[Opening RECORDS FOR PROCESSING section]

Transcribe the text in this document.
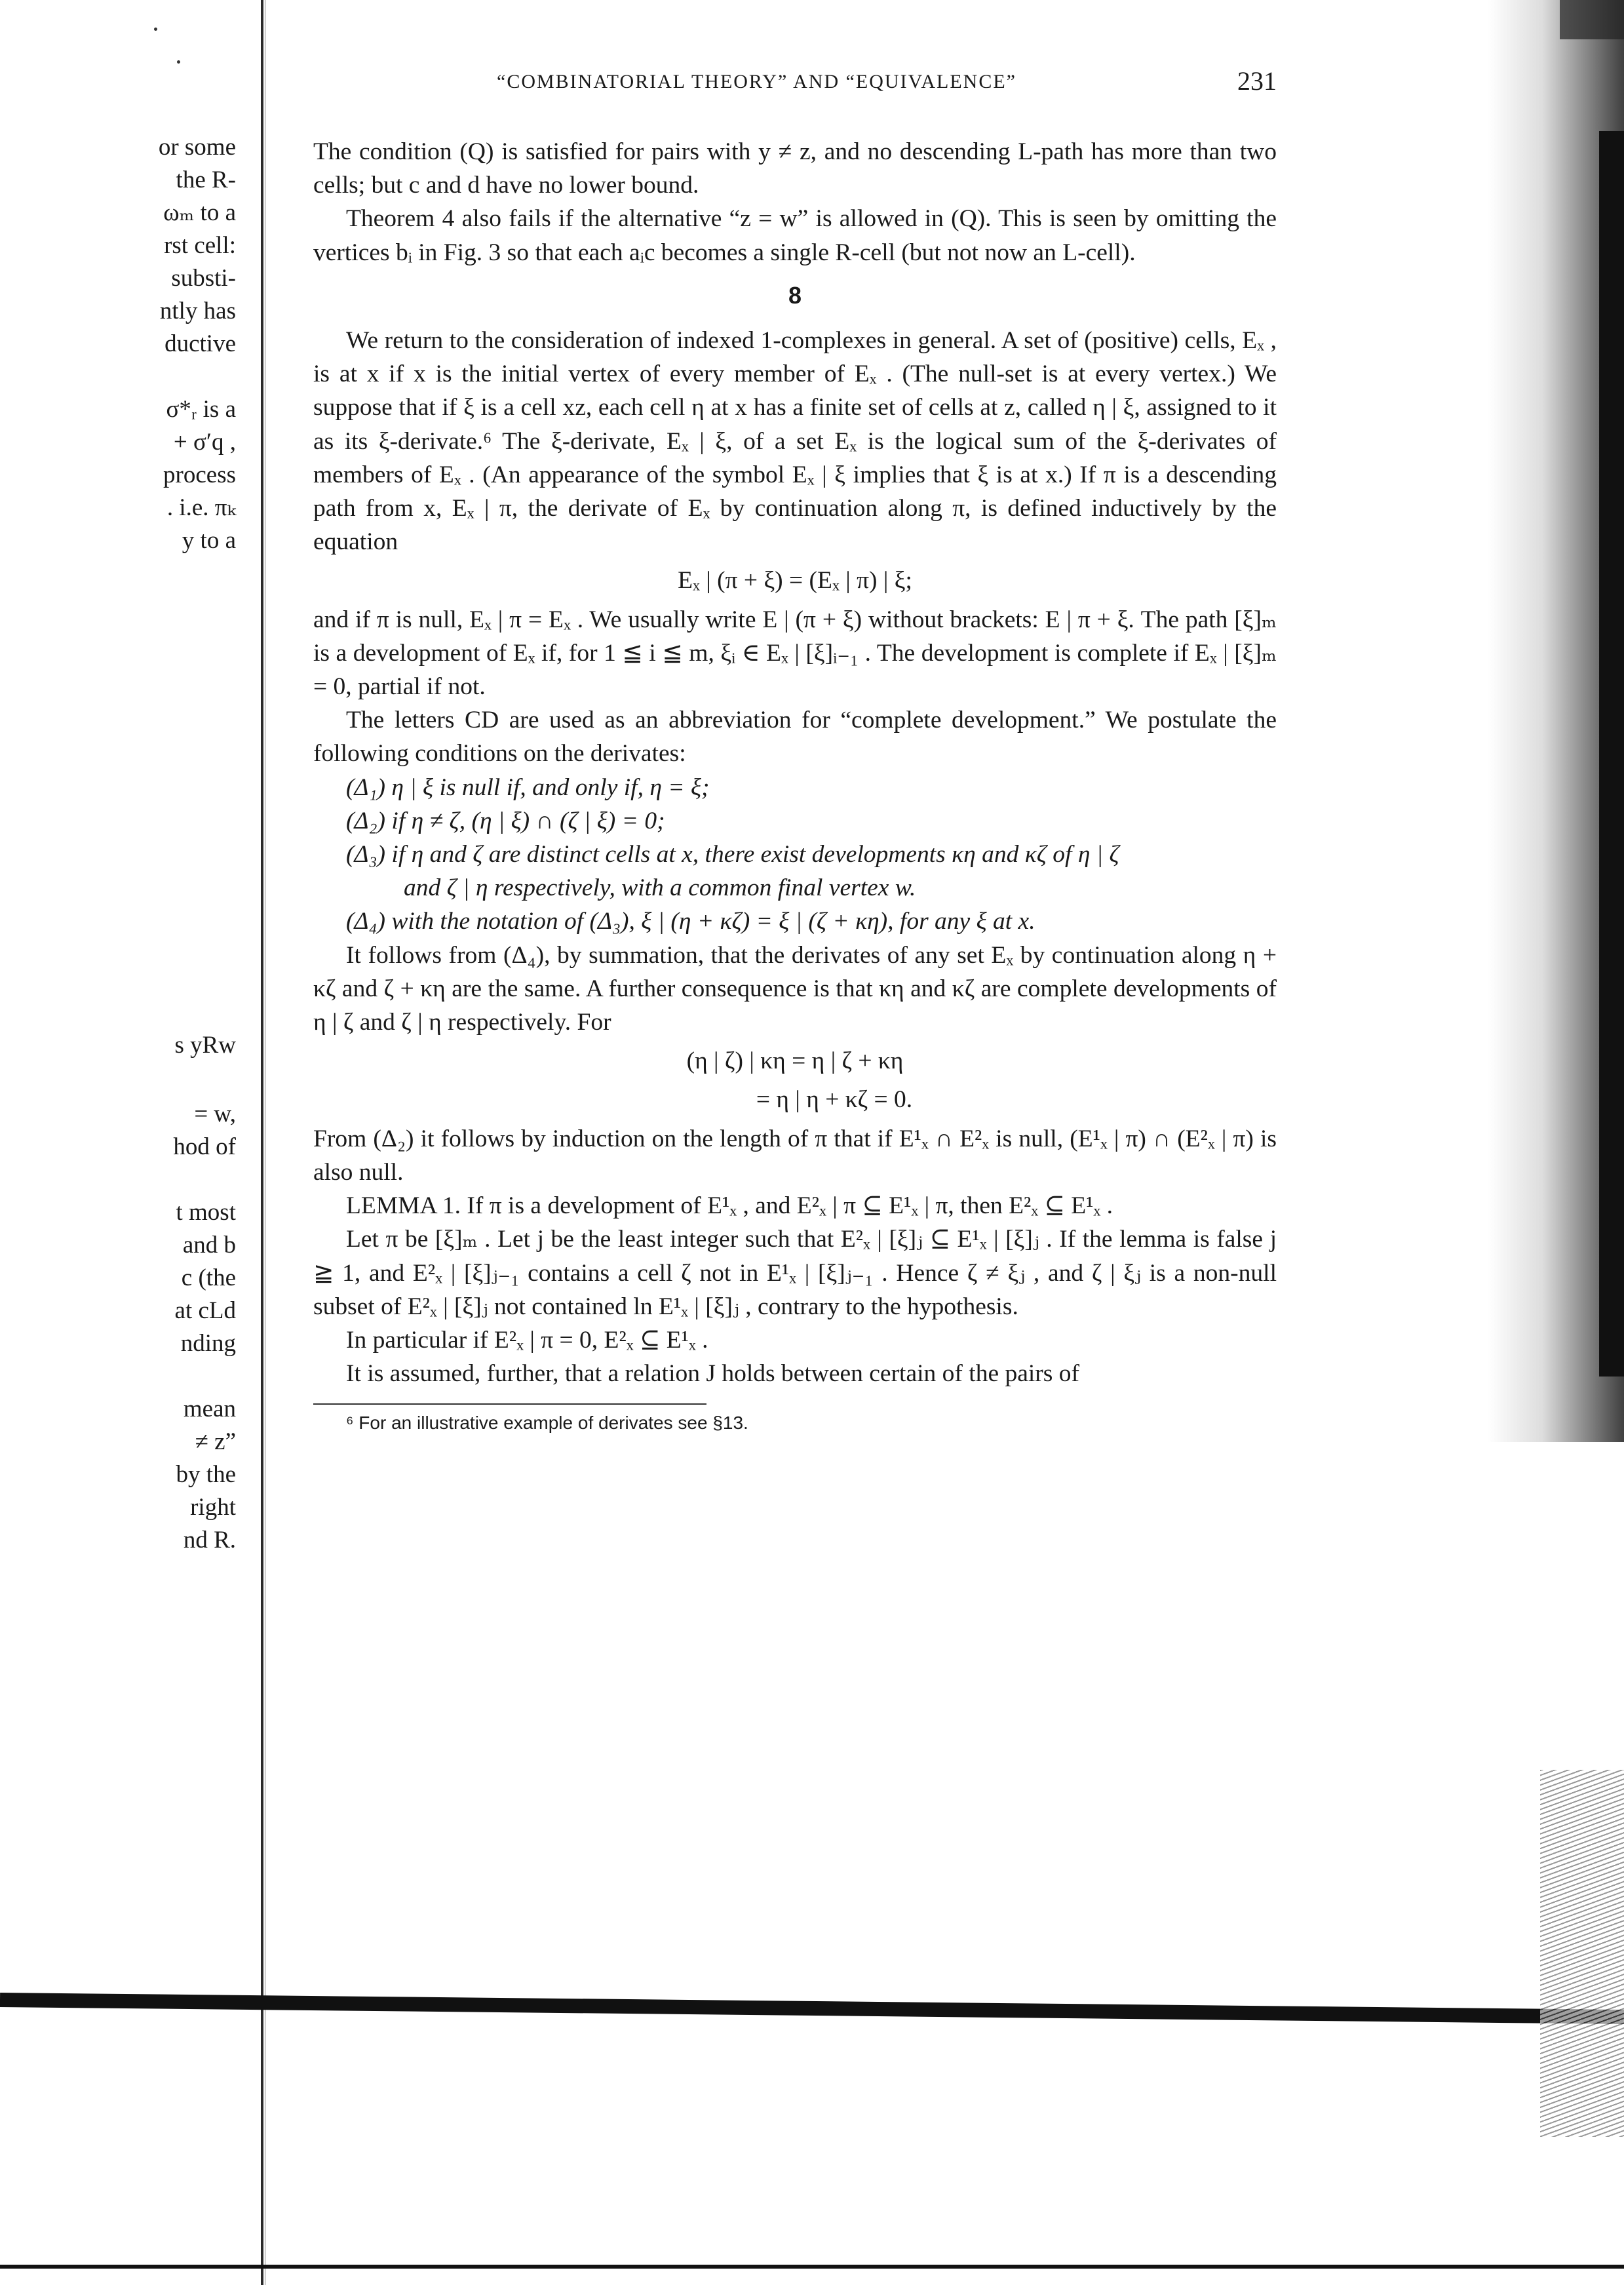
or some
the R-
ωₘ to a
rst cell:
substi-
ntly has
ductive
σ*ᵣ is a
+ σ′q ,
process
. i.e. πₖ
y to a
s yRw
= w,
hod of
t most
and b
c (the
at cLd
nding
mean
≠ z”
by the
right
nd R.
“COMBINATORIAL THEORY” AND “EQUIVALENCE”	231

The condition (Q) is satisfied for pairs with y ≠ z, and no descending L-path has more than two cells; but c and d have no lower bound.

Theorem 4 also fails if the alternative “z = w” is allowed in (Q). This is seen by omitting the vertices bᵢ in Fig. 3 so that each aᵢc becomes a single R-cell (but not now an L-cell).

8

We return to the consideration of indexed 1-complexes in general. A set of (positive) cells, Eₓ , is at x if x is the initial vertex of every member of Eₓ . (The null-set is at every vertex.) We suppose that if ξ is a cell xz, each cell η at x has a finite set of cells at z, called η | ξ, assigned to it as its ξ-derivate.⁶ The ξ-derivate, Eₓ | ξ, of a set Eₓ is the logical sum of the ξ-derivates of members of Eₓ . (An appearance of the symbol Eₓ | ξ implies that ξ is at x.) If π is a descending path from x, Eₓ | π, the derivate of Eₓ by continuation along π, is defined inductively by the equation

Eₓ | (π + ξ) = (Eₓ | π) | ξ;

and if π is null, Eₓ | π = Eₓ . We usually write E | (π + ξ) without brackets: E | π + ξ. The path [ξ]ₘ is a development of Eₓ if, for 1 ≦ i ≦ m, ξᵢ ∈ Eₓ | [ξ]ᵢ₋₁ . The development is complete if Eₓ | [ξ]ₘ = 0, partial if not.

The letters CD are used as an abbreviation for “complete development.” We postulate the following conditions on the derivates:

(Δ₁) η | ξ is null if, and only if, η = ξ;

(Δ₂) if η ≠ ζ, (η | ξ) ∩ (ζ | ξ) = 0;

(Δ₃) if η and ζ are distinct cells at x, there exist developments κη and κζ of η | ζ

and ζ | η respectively, with a common final vertex w.

(Δ₄) with the notation of (Δ₃), ξ | (η + κζ) = ξ | (ζ + κη), for any ξ at x.

It follows from (Δ₄), by summation, that the derivates of any set Eₓ by continuation along η + κζ and ζ + κη are the same. A further consequence is that κη and κζ are complete developments of η | ζ and ζ | η respectively. For

(η | ζ) | κη = η | ζ + κη
= η | η + κζ = 0.

From (Δ₂) it follows by induction on the length of π that if E¹ₓ ∩ E²ₓ is null, (E¹ₓ | π) ∩ (E²ₓ | π) is also null.

LEMMA 1. If π is a development of E¹ₓ , and E²ₓ | π ⊆ E¹ₓ | π, then E²ₓ ⊆ E¹ₓ .

Let π be [ξ]ₘ . Let j be the least integer such that E²ₓ | [ξ]ⱼ ⊆ E¹ₓ | [ξ]ⱼ . If the lemma is false j ≧ 1, and E²ₓ | [ξ]ⱼ₋₁ contains a cell ζ not in E¹ₓ | [ξ]ⱼ₋₁ . Hence ζ ≠ ξⱼ , and ζ | ξⱼ is a non-null subset of E²ₓ | [ξ]ⱼ not contained ln E¹ₓ | [ξ]ⱼ , contrary to the hypothesis.

In particular if E²ₓ | π = 0, E²ₓ ⊆ E¹ₓ .

It is assumed, further, that a relation J holds between certain of the pairs of

⁶ For an illustrative example of derivates see §13.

[Closing RECORDS FOR PROCESSING section]

## TASK ITEM
From the data above, report how many lines include the string "follows". The number alone will do.

## EXERCISE ANSWER
2